(Figure contents as structured data)
+===+

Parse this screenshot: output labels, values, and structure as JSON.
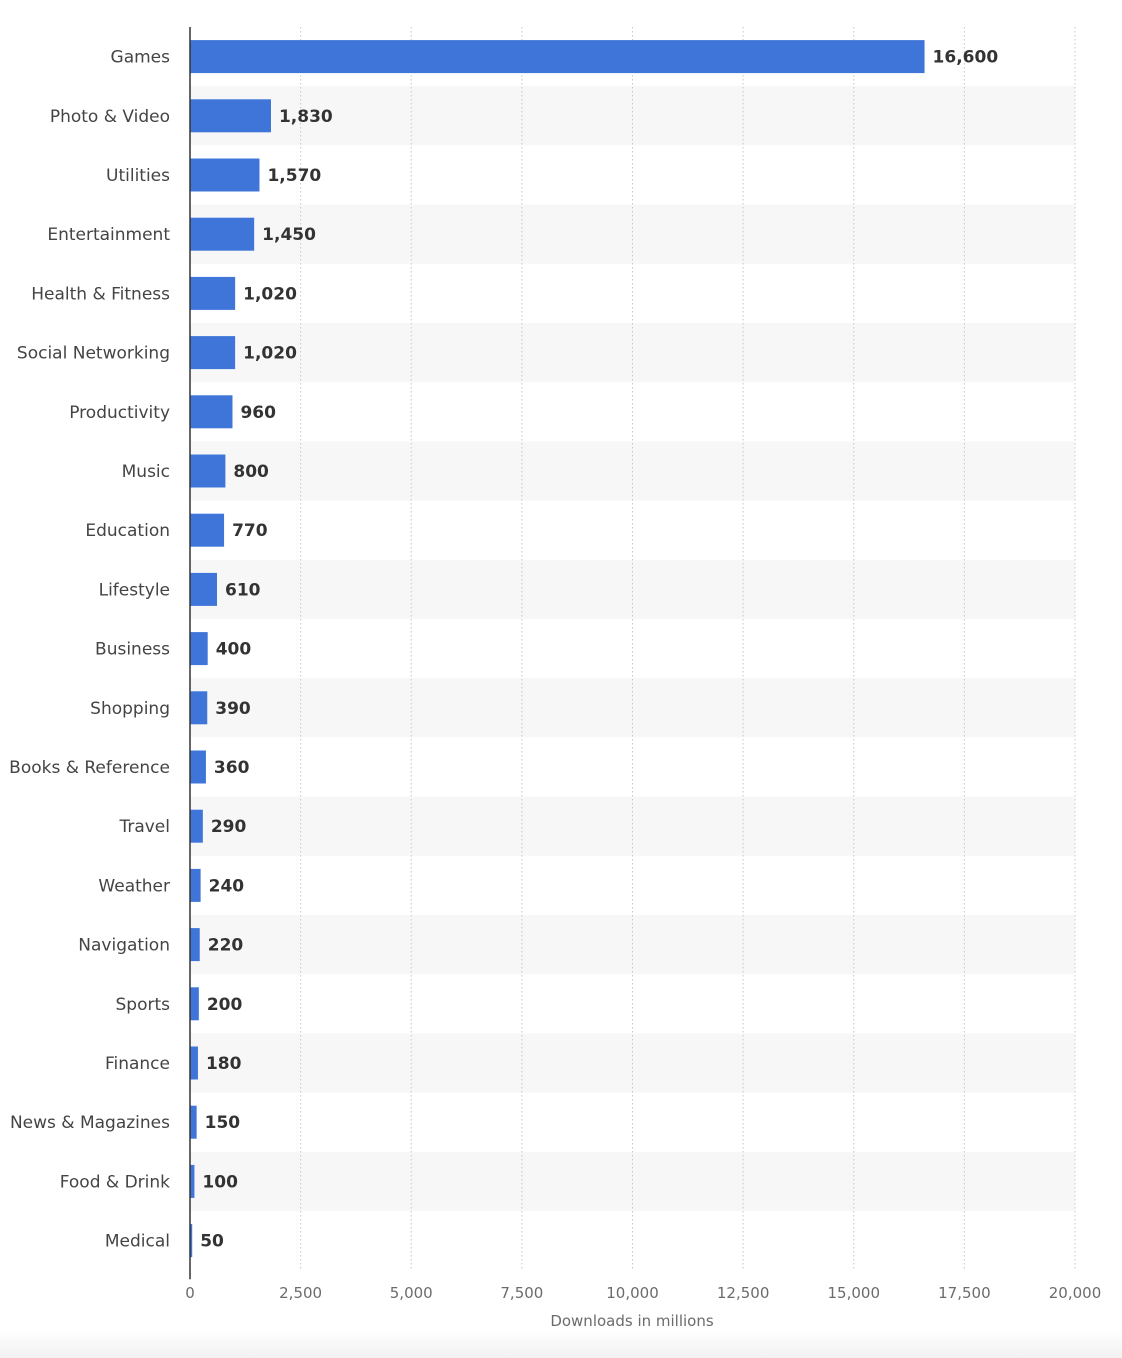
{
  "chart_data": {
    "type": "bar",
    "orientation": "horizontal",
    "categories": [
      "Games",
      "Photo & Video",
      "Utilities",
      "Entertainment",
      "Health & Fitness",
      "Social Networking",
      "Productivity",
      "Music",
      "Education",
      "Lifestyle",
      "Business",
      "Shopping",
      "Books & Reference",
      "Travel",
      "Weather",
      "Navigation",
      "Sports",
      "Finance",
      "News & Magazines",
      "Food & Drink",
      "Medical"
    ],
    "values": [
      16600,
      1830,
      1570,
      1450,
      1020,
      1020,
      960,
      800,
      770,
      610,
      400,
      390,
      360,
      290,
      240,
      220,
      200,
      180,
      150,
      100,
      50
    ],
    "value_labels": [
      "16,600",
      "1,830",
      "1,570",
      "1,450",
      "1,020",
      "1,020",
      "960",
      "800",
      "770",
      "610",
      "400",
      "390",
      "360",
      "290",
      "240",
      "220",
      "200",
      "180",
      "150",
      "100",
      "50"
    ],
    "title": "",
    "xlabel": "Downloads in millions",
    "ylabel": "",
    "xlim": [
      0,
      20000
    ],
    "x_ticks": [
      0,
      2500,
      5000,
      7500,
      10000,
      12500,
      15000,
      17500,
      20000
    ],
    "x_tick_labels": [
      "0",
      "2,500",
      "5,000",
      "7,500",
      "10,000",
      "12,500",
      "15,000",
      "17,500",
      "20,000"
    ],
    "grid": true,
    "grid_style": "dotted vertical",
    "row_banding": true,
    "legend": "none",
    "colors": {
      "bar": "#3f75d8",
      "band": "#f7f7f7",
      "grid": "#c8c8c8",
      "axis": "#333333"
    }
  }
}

+===+

What the task requires: Identify the lines of the data that contain the word "values". Copy each of them.

Task response:
Parse this screenshot: output labels, values, and structure as JSON.
    "values": [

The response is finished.